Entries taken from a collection
★ ★ ★ ★ ★

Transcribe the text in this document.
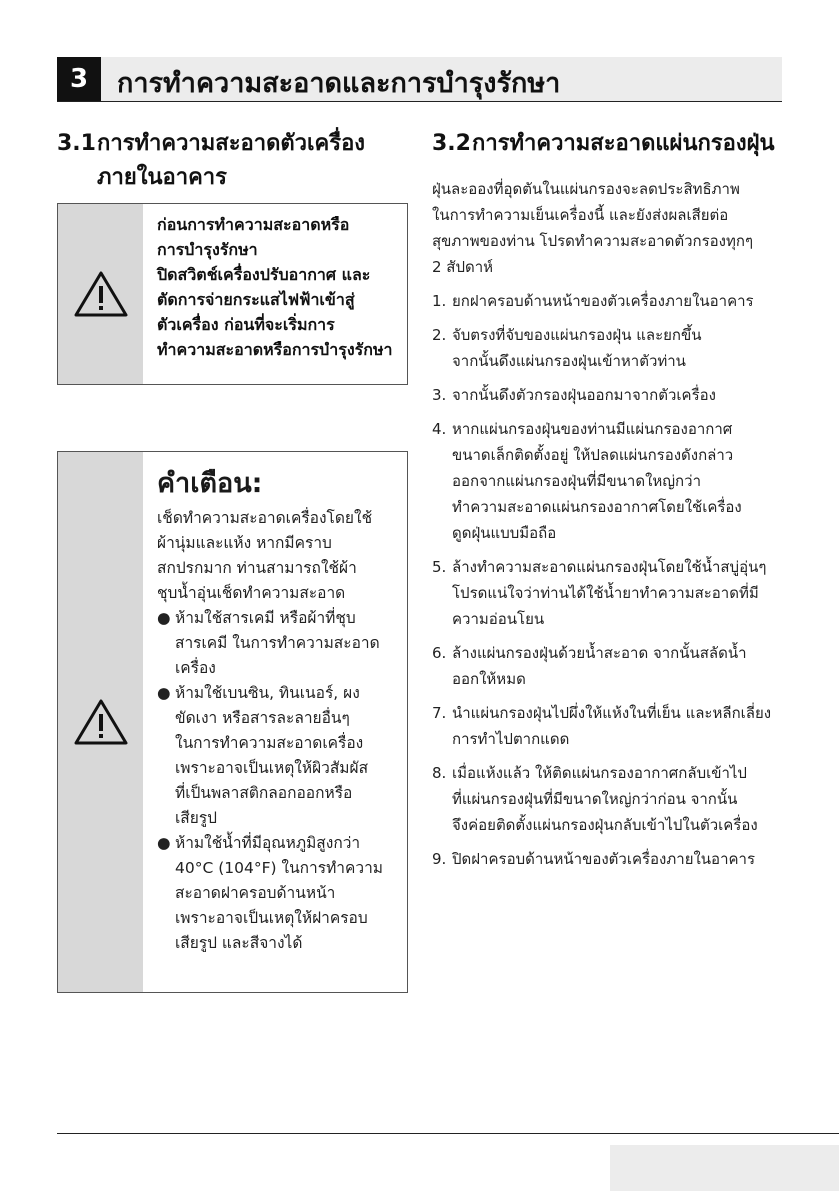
3	การทำความสะอาดและการบำรุงรักษา
3.1การทำความสะอาดตัวเครื่อง
ภายในอาคาร
ก่อนการทำความสะอาดหรือ
การบำรุงรักษา
ปิดสวิตช์เครื่องปรับอากาศ และ
ตัดการจ่ายกระแสไฟฟ้าเข้าสู่
ตัวเครื่อง ก่อนที่จะเริ่มการ
ทำความสะอาดหรือการบำรุงรักษา
คำเตือน:
เช็ดทำความสะอาดเครื่องโดยใช้
ผ้านุ่มและแห้ง หากมีคราบ
สกปรกมาก ท่านสามารถใช้ผ้า
ชุบน้ำอุ่นเช็ดทำความสะอาด
● ห้ามใช้สารเคมี หรือผ้าที่ชุบ
สารเคมี ในการทำความสะอาด
เครื่อง
● ห้ามใช้เบนซิน, ทินเนอร์, ผง
ขัดเงา หรือสารละลายอื่นๆ
ในการทำความสะอาดเครื่อง
เพราะอาจเป็นเหตุให้ผิวสัมผัส
ที่เป็นพลาสติกลอกออกหรือ
เสียรูป
● ห้ามใช้น้ำที่มีอุณหภูมิสูงกว่า
40°C (104°F) ในการทำความ
สะอาดฝาครอบด้านหน้า
เพราะอาจเป็นเหตุให้ฝาครอบ
เสียรูป และสีจางได้
3.2การทำความสะอาดแผ่นกรองฝุ่น

ฝุ่นละอองที่อุดตันในแผ่นกรองจะลดประสิทธิภาพ

ในการทำความเย็นเครื่องนี้ และยังส่งผลเสียต่อ

สุขภาพของท่าน โปรดทำความสะอาดตัวกรองทุกๆ

2 สัปดาห์

1. ยกฝาครอบด้านหน้าของตัวเครื่องภายในอาคาร

2. จับตรงที่จับของแผ่นกรองฝุ่น และยกขึ้น

จากนั้นดึงแผ่นกรองฝุ่นเข้าหาตัวท่าน

3. จากนั้นดึงตัวกรองฝุ่นออกมาจากตัวเครื่อง

4. หากแผ่นกรองฝุ่นของท่านมีแผ่นกรองอากาศ

ขนาดเล็กติดตั้งอยู่ ให้ปลดแผ่นกรองดังกล่าว

ออกจากแผ่นกรองฝุ่นที่มีขนาดใหญ่กว่า

ทำความสะอาดแผ่นกรองอากาศโดยใช้เครื่อง

ดูดฝุ่นแบบมือถือ

5. ล้างทำความสะอาดแผ่นกรองฝุ่นโดยใช้น้ำสบู่อุ่นๆ

โปรดแน่ใจว่าท่านได้ใช้น้ำยาทำความสะอาดที่มี

ความอ่อนโยน

6. ล้างแผ่นกรองฝุ่นด้วยน้ำสะอาด จากนั้นสลัดน้ำ

ออกให้หมด

7. นำแผ่นกรองฝุ่นไปผึ่งให้แห้งในที่เย็น และหลีกเลี่ยง

การทำไปตากแดด

8. เมื่อแห้งแล้ว ให้ติดแผ่นกรองอากาศกลับเข้าไป

ที่แผ่นกรองฝุ่นที่มีขนาดใหญ่กว่าก่อน จากนั้น

จึงค่อยติดตั้งแผ่นกรองฝุ่นกลับเข้าไปในตัวเครื่อง

9. ปิดฝาครอบด้านหน้าของตัวเครื่องภายในอาคาร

★ ★ ★ ★ ★

▶ **Problem statement**:
Reproduce every record above exactly, but leave out the pictures.

▶ **Output below**:
Transcribe the text in this document.
3	การทำความสะอาดและการบำรุงรักษา
3.1การทำความสะอาดตัวเครื่อง
ภายในอาคาร
ก่อนการทำความสะอาดหรือ
การบำรุงรักษา
ปิดสวิตช์เครื่องปรับอากาศ และ
ตัดการจ่ายกระแสไฟฟ้าเข้าสู่
ตัวเครื่อง ก่อนที่จะเริ่มการ
ทำความสะอาดหรือการบำรุงรักษา
คำเตือน:
เช็ดทำความสะอาดเครื่องโดยใช้
ผ้านุ่มและแห้ง หากมีคราบ
สกปรกมาก ท่านสามารถใช้ผ้า
ชุบน้ำอุ่นเช็ดทำความสะอาด
● ห้ามใช้สารเคมี หรือผ้าที่ชุบ
สารเคมี ในการทำความสะอาด
เครื่อง
● ห้ามใช้เบนซิน, ทินเนอร์, ผง
ขัดเงา หรือสารละลายอื่นๆ
ในการทำความสะอาดเครื่อง
เพราะอาจเป็นเหตุให้ผิวสัมผัส
ที่เป็นพลาสติกลอกออกหรือ
เสียรูป
● ห้ามใช้น้ำที่มีอุณหภูมิสูงกว่า
40°C (104°F) ในการทำความ
สะอาดฝาครอบด้านหน้า
เพราะอาจเป็นเหตุให้ฝาครอบ
เสียรูป และสีจางได้
3.2การทำความสะอาดแผ่นกรองฝุ่น

ฝุ่นละอองที่อุดตันในแผ่นกรองจะลดประสิทธิภาพ

ในการทำความเย็นเครื่องนี้ และยังส่งผลเสียต่อ

สุขภาพของท่าน โปรดทำความสะอาดตัวกรองทุกๆ

2 สัปดาห์

1. ยกฝาครอบด้านหน้าของตัวเครื่องภายในอาคาร

2. จับตรงที่จับของแผ่นกรองฝุ่น และยกขึ้น

จากนั้นดึงแผ่นกรองฝุ่นเข้าหาตัวท่าน

3. จากนั้นดึงตัวกรองฝุ่นออกมาจากตัวเครื่อง

4. หากแผ่นกรองฝุ่นของท่านมีแผ่นกรองอากาศ

ขนาดเล็กติดตั้งอยู่ ให้ปลดแผ่นกรองดังกล่าว

ออกจากแผ่นกรองฝุ่นที่มีขนาดใหญ่กว่า

ทำความสะอาดแผ่นกรองอากาศโดยใช้เครื่อง

ดูดฝุ่นแบบมือถือ

5. ล้างทำความสะอาดแผ่นกรองฝุ่นโดยใช้น้ำสบู่อุ่นๆ

โปรดแน่ใจว่าท่านได้ใช้น้ำยาทำความสะอาดที่มี

ความอ่อนโยน

6. ล้างแผ่นกรองฝุ่นด้วยน้ำสะอาด จากนั้นสลัดน้ำ

ออกให้หมด

7. นำแผ่นกรองฝุ่นไปผึ่งให้แห้งในที่เย็น และหลีกเลี่ยง

การทำไปตากแดด

8. เมื่อแห้งแล้ว ให้ติดแผ่นกรองอากาศกลับเข้าไป

ที่แผ่นกรองฝุ่นที่มีขนาดใหญ่กว่าก่อน จากนั้น

จึงค่อยติดตั้งแผ่นกรองฝุ่นกลับเข้าไปในตัวเครื่อง

9. ปิดฝาครอบด้านหน้าของตัวเครื่องภายในอาคาร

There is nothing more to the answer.